What the task requires — Pull every line of the entries that has the word "true".

Working data —

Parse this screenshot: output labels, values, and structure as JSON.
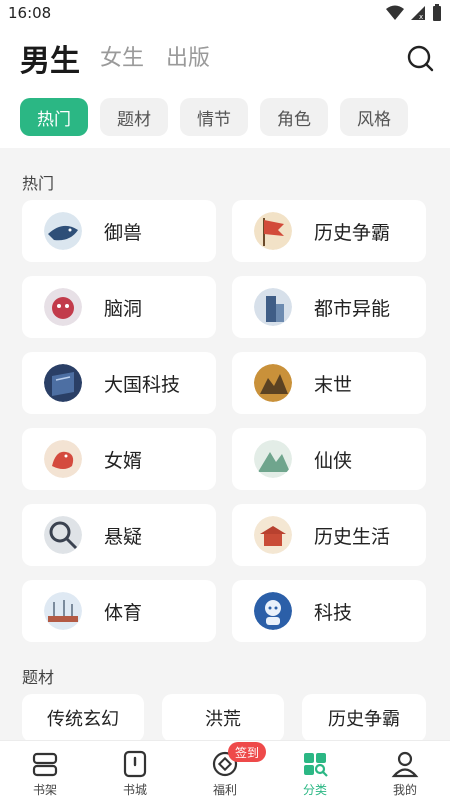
{
  "status_bar": {
    "time": "16:08"
  },
  "header": {
    "tabs": [
      {
        "label": "男生",
        "active": true
      },
      {
        "label": "女生",
        "active": false
      },
      {
        "label": "出版",
        "active": false
      }
    ],
    "search_icon": "search-icon"
  },
  "filters": [
    {
      "label": "热门",
      "active": true
    },
    {
      "label": "题材",
      "active": false
    },
    {
      "label": "情节",
      "active": false
    },
    {
      "label": "角色",
      "active": false
    },
    {
      "label": "风格",
      "active": false
    }
  ],
  "sections": {
    "hot": {
      "title": "热门",
      "items": [
        {
          "label": "御兽",
          "icon": "whale-icon"
        },
        {
          "label": "历史争霸",
          "icon": "war-flag-icon"
        },
        {
          "label": "脑洞",
          "icon": "pig-icon"
        },
        {
          "label": "都市异能",
          "icon": "city-tower-icon"
        },
        {
          "label": "大国科技",
          "icon": "tech-book-icon"
        },
        {
          "label": "末世",
          "icon": "ruins-icon"
        },
        {
          "label": "女婿",
          "icon": "dragon-icon"
        },
        {
          "label": "仙侠",
          "icon": "mountain-icon"
        },
        {
          "label": "悬疑",
          "icon": "lens-icon"
        },
        {
          "label": "历史生活",
          "icon": "palace-icon"
        },
        {
          "label": "体育",
          "icon": "stadium-icon"
        },
        {
          "label": "科技",
          "icon": "robot-icon"
        }
      ]
    },
    "theme": {
      "title": "题材",
      "items": [
        "传统玄幻",
        "洪荒",
        "历史争霸"
      ]
    }
  },
  "bottom_nav": {
    "items": [
      {
        "label": "书架",
        "icon": "bookshelf-icon",
        "active": false
      },
      {
        "label": "书城",
        "icon": "bookstore-icon",
        "active": false
      },
      {
        "label": "福利",
        "icon": "coin-icon",
        "active": false
      },
      {
        "label": "分类",
        "icon": "category-icon",
        "active": true
      },
      {
        "label": "我的",
        "icon": "profile-icon",
        "active": false
      }
    ],
    "badge": "签到"
  },
  "colors": {
    "accent": "#2bb784",
    "badge": "#ee4a4a",
    "background": "#f4f4f4"
  }
}
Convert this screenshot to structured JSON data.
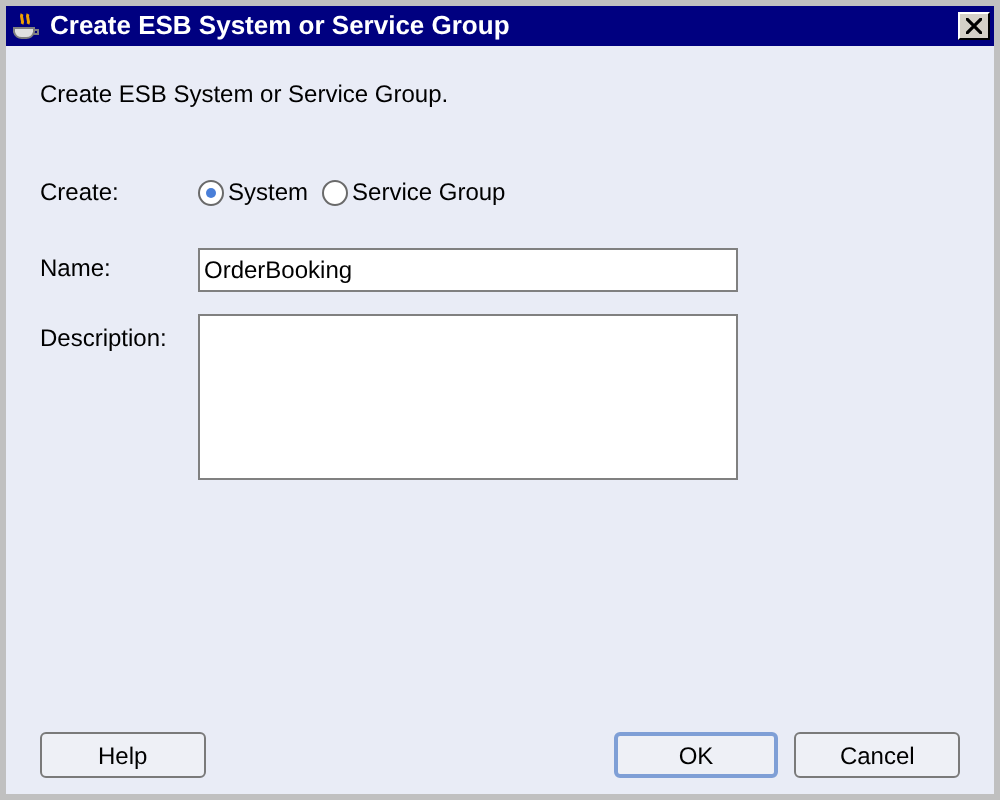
{
  "window": {
    "title": "Create ESB System or Service Group"
  },
  "intro": "Create ESB System or Service Group.",
  "create": {
    "label": "Create:",
    "options": [
      {
        "label": "System",
        "selected": true
      },
      {
        "label": "Service Group",
        "selected": false
      }
    ]
  },
  "name": {
    "label": "Name:",
    "value": "OrderBooking"
  },
  "description": {
    "label": "Description:"
  },
  "buttons": [
    {
      "label": "Help",
      "default": false
    },
    {
      "label": "OK",
      "default": true
    },
    {
      "label": "Cancel",
      "default": false
    }
  ]
}
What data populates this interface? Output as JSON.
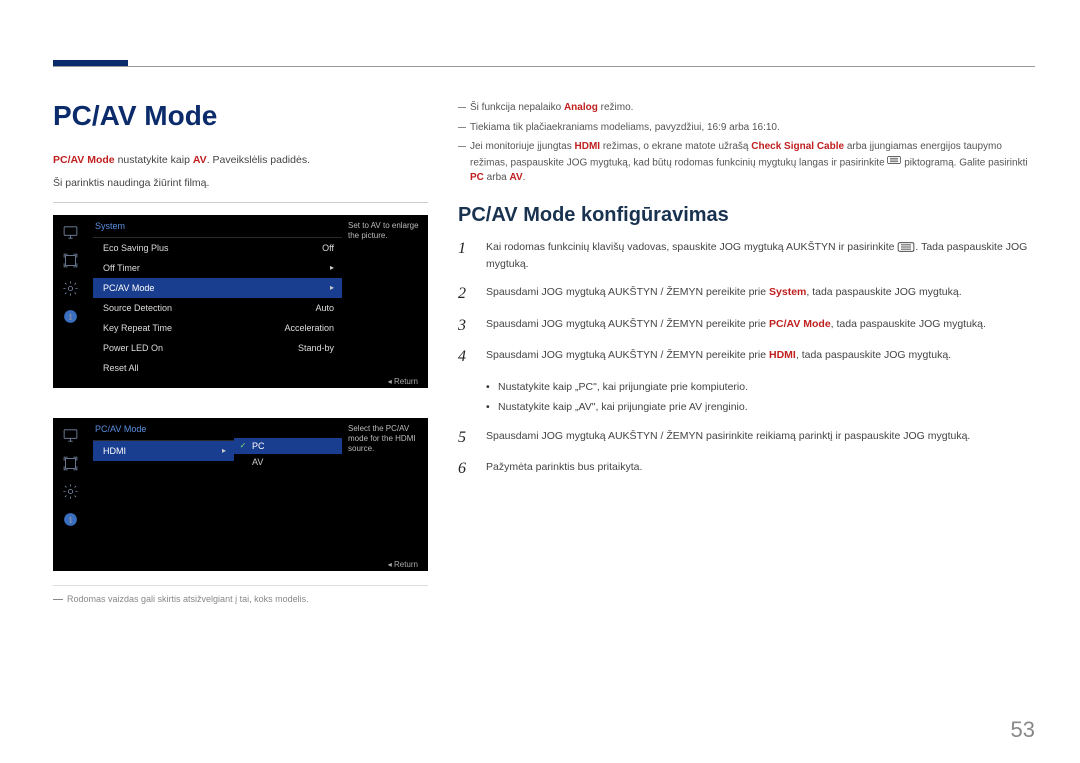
{
  "page": {
    "title": "PC/AV Mode",
    "subhead": "PC/AV Mode konfigūravimas",
    "number": "53"
  },
  "intro": {
    "line1_prefix": "PC/AV Mode",
    "line1_mid": " nustatykite kaip ",
    "line1_em": "AV",
    "line1_suffix": ". Paveikslėlis padidės.",
    "line2": "Ši parinktis naudinga žiūrint filmą."
  },
  "osd1": {
    "header": "System",
    "hint": "Set to AV to enlarge the picture.",
    "return": "Return",
    "rows": [
      {
        "label": "Eco Saving Plus",
        "value": "Off",
        "selected": false,
        "arrow": false
      },
      {
        "label": "Off Timer",
        "value": "",
        "selected": false,
        "arrow": true
      },
      {
        "label": "PC/AV Mode",
        "value": "",
        "selected": true,
        "arrow": true
      },
      {
        "label": "Source Detection",
        "value": "Auto",
        "selected": false,
        "arrow": false
      },
      {
        "label": "Key Repeat Time",
        "value": "Acceleration",
        "selected": false,
        "arrow": false
      },
      {
        "label": "Power LED On",
        "value": "Stand-by",
        "selected": false,
        "arrow": false
      },
      {
        "label": "Reset All",
        "value": "",
        "selected": false,
        "arrow": false
      }
    ]
  },
  "osd2": {
    "header": "PC/AV Mode",
    "hint": "Select the PC/AV mode for the HDMI source.",
    "return": "Return",
    "row": {
      "label": "HDMI"
    },
    "options": [
      {
        "label": "PC",
        "selected": true,
        "checked": true
      },
      {
        "label": "AV",
        "selected": false,
        "checked": false
      }
    ]
  },
  "footnote": "Rodomas vaizdas gali skirtis atsižvelgiant į tai, koks modelis.",
  "notes": {
    "n1_a": "Ši funkcija nepalaiko ",
    "n1_em": "Analog",
    "n1_b": " režimo.",
    "n2": "Tiekiama tik plačiaekraniams modeliams, pavyzdžiui, 16:9 arba 16:10.",
    "n3_a": "Jei monitoriuje įjungtas ",
    "n3_em1": "HDMI",
    "n3_b": " režimas, o ekrane matote užrašą ",
    "n3_em2": "Check Signal Cable",
    "n3_c": " arba įjungiamas energijos taupymo režimas, paspauskite JOG mygtuką, kad būtų rodomas funkcinių mygtukų langas ir pasirinkite ",
    "n3_d": " piktogramą. Galite pasirinkti ",
    "n3_em3": "PC",
    "n3_e": " arba ",
    "n3_em4": "AV",
    "n3_f": "."
  },
  "steps": {
    "s1_a": "Kai rodomas funkcinių klavišų vadovas, spauskite JOG mygtuką AUKŠTYN ir pasirinkite ",
    "s1_b": ". Tada paspauskite JOG mygtuką.",
    "s2_a": "Spausdami JOG mygtuką AUKŠTYN / ŽEMYN pereikite prie ",
    "s2_em": "System",
    "s2_b": ", tada paspauskite JOG mygtuką.",
    "s3_a": "Spausdami JOG mygtuką AUKŠTYN / ŽEMYN pereikite prie ",
    "s3_em": "PC/AV Mode",
    "s3_b": ", tada paspauskite JOG mygtuką.",
    "s4_a": "Spausdami JOG mygtuką AUKŠTYN / ŽEMYN pereikite prie ",
    "s4_em": "HDMI",
    "s4_b": ", tada paspauskite JOG mygtuką.",
    "b1": "Nustatykite kaip „PC\", kai prijungiate prie kompiuterio.",
    "b2": "Nustatykite kaip „AV\", kai prijungiate prie AV įrenginio.",
    "s5": "Spausdami JOG mygtuką AUKŠTYN / ŽEMYN pasirinkite reikiamą parinktį ir paspauskite JOG mygtuką.",
    "s6": "Pažymėta parinktis bus pritaikyta."
  }
}
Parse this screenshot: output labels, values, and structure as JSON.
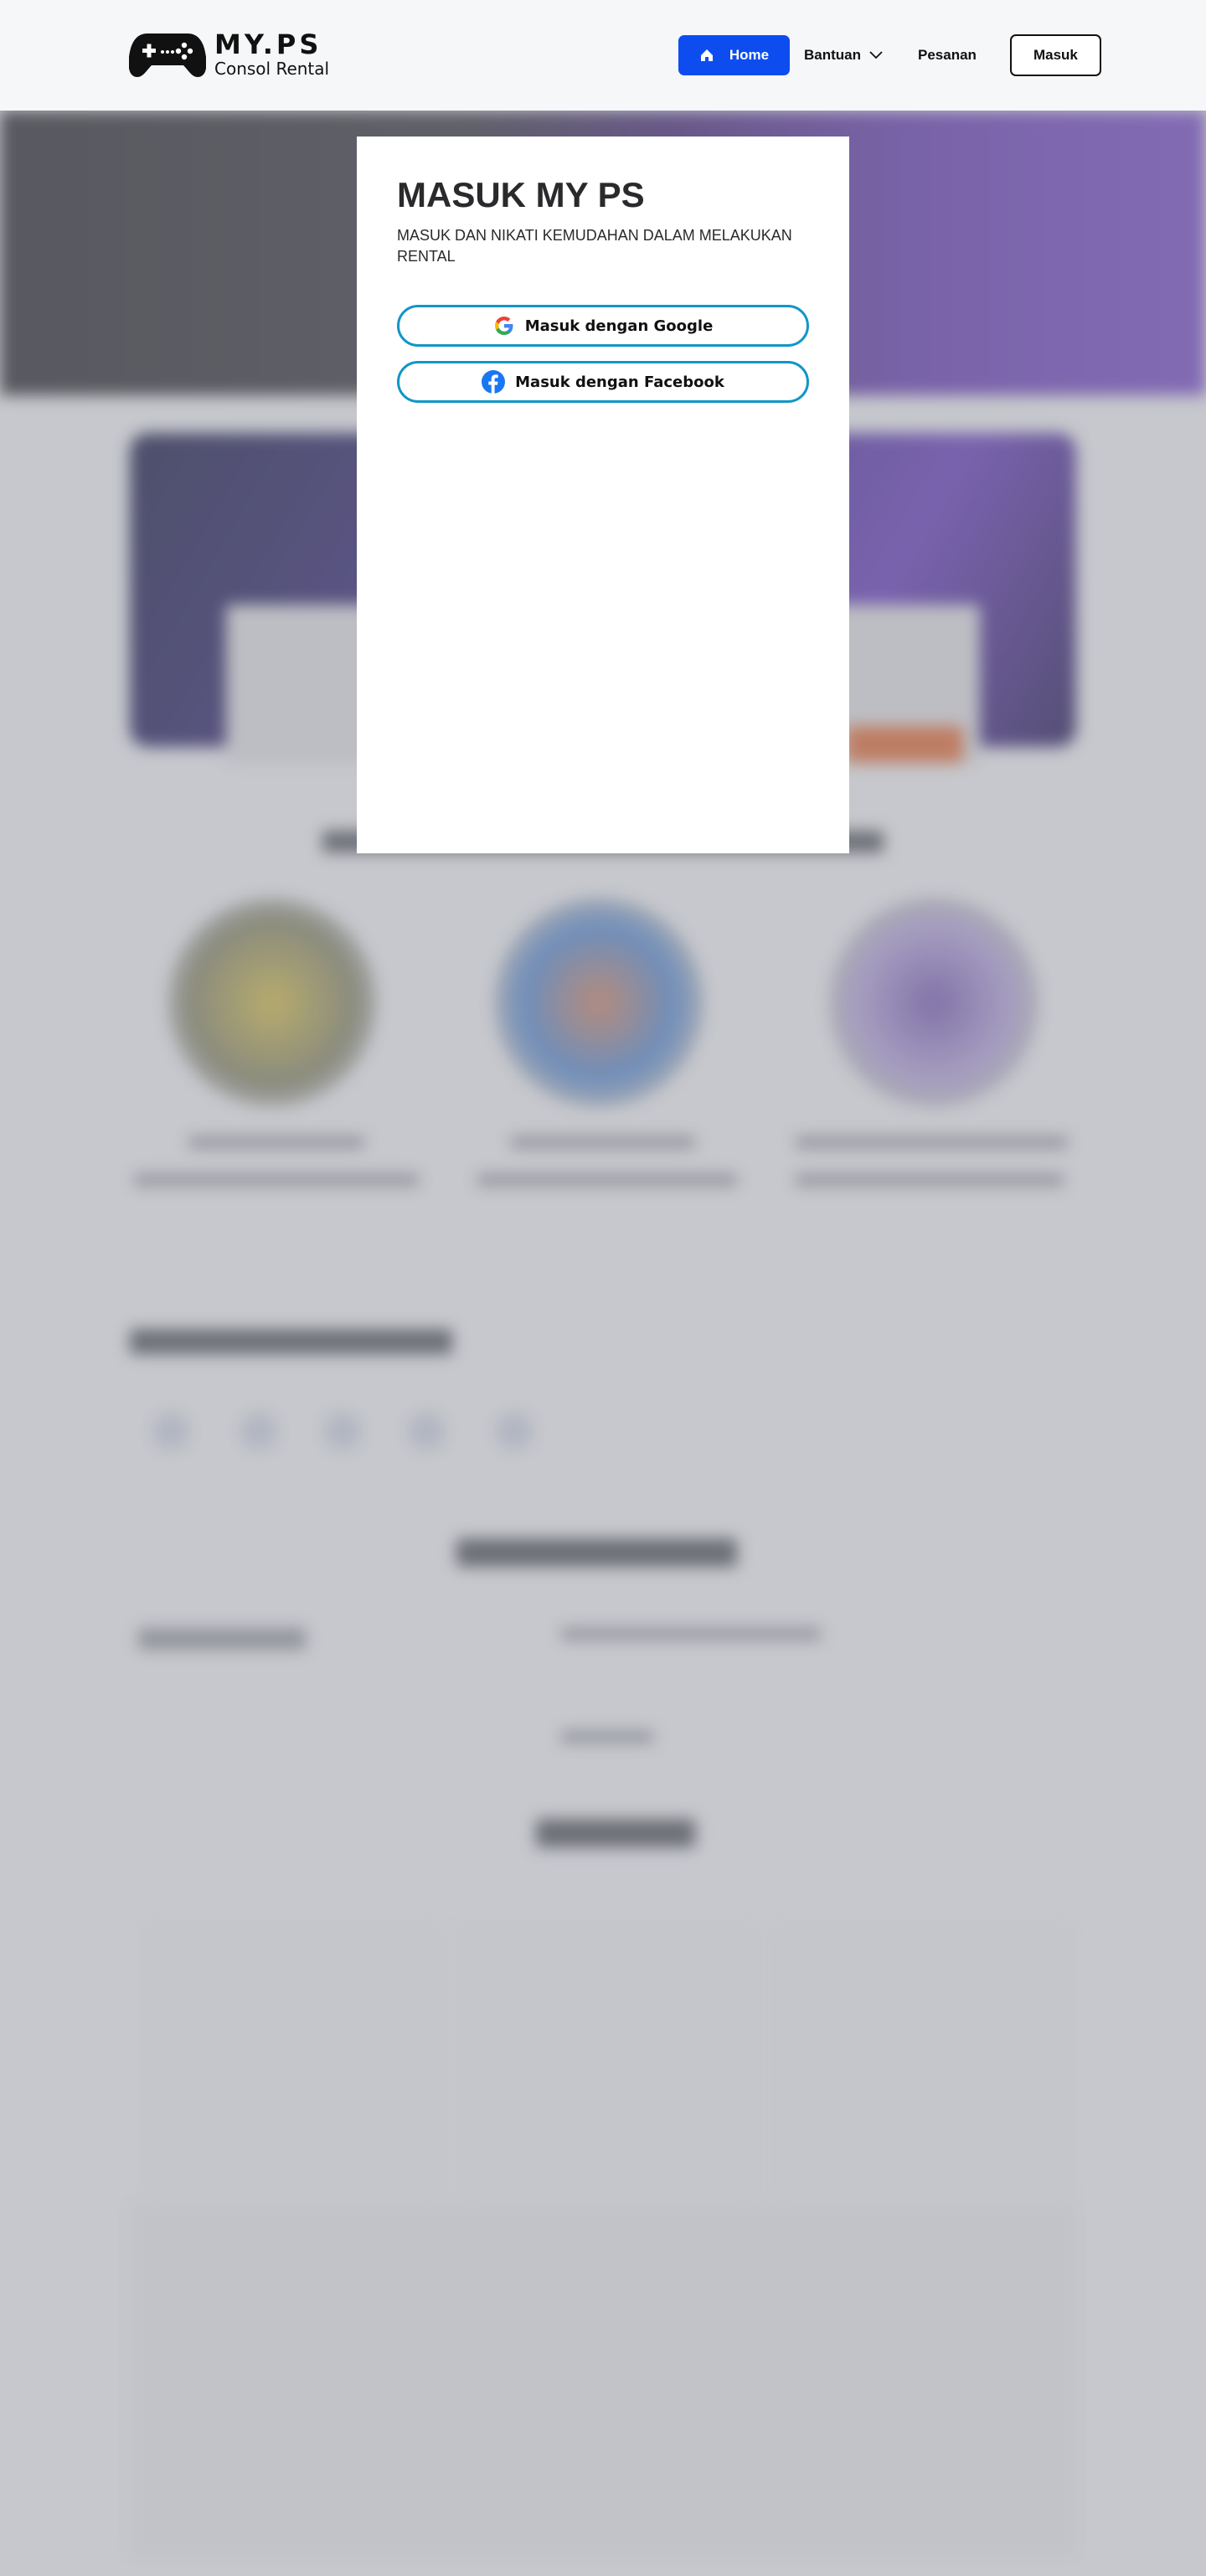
{
  "header": {
    "logo_title": "MY.PS",
    "logo_subtitle": "Consol Rental",
    "nav": {
      "home": "Home",
      "bantuan": "Bantuan",
      "pesanan": "Pesanan",
      "masuk": "Masuk"
    }
  },
  "modal": {
    "title": "MASUK MY PS",
    "subtitle": "MASUK DAN NIKATI KEMUDAHAN DALAM MELAKUKAN RENTAL",
    "google_button": "Masuk dengan Google",
    "facebook_button": "Masuk dengan Facebook"
  },
  "colors": {
    "primary": "#0d4df0",
    "social_border": "#1196c9",
    "facebook": "#1877f2"
  },
  "icons": [
    "gamepad-logo-icon",
    "home-icon",
    "chevron-down-icon",
    "google-icon",
    "facebook-icon"
  ]
}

Reply to the task —
        "active": true
      "active": true
        "active": true
        "selected": true
      "default": true
        "arrow": true
        "selected": true,
        "arrow": true
        "selected": true,
        "checked": true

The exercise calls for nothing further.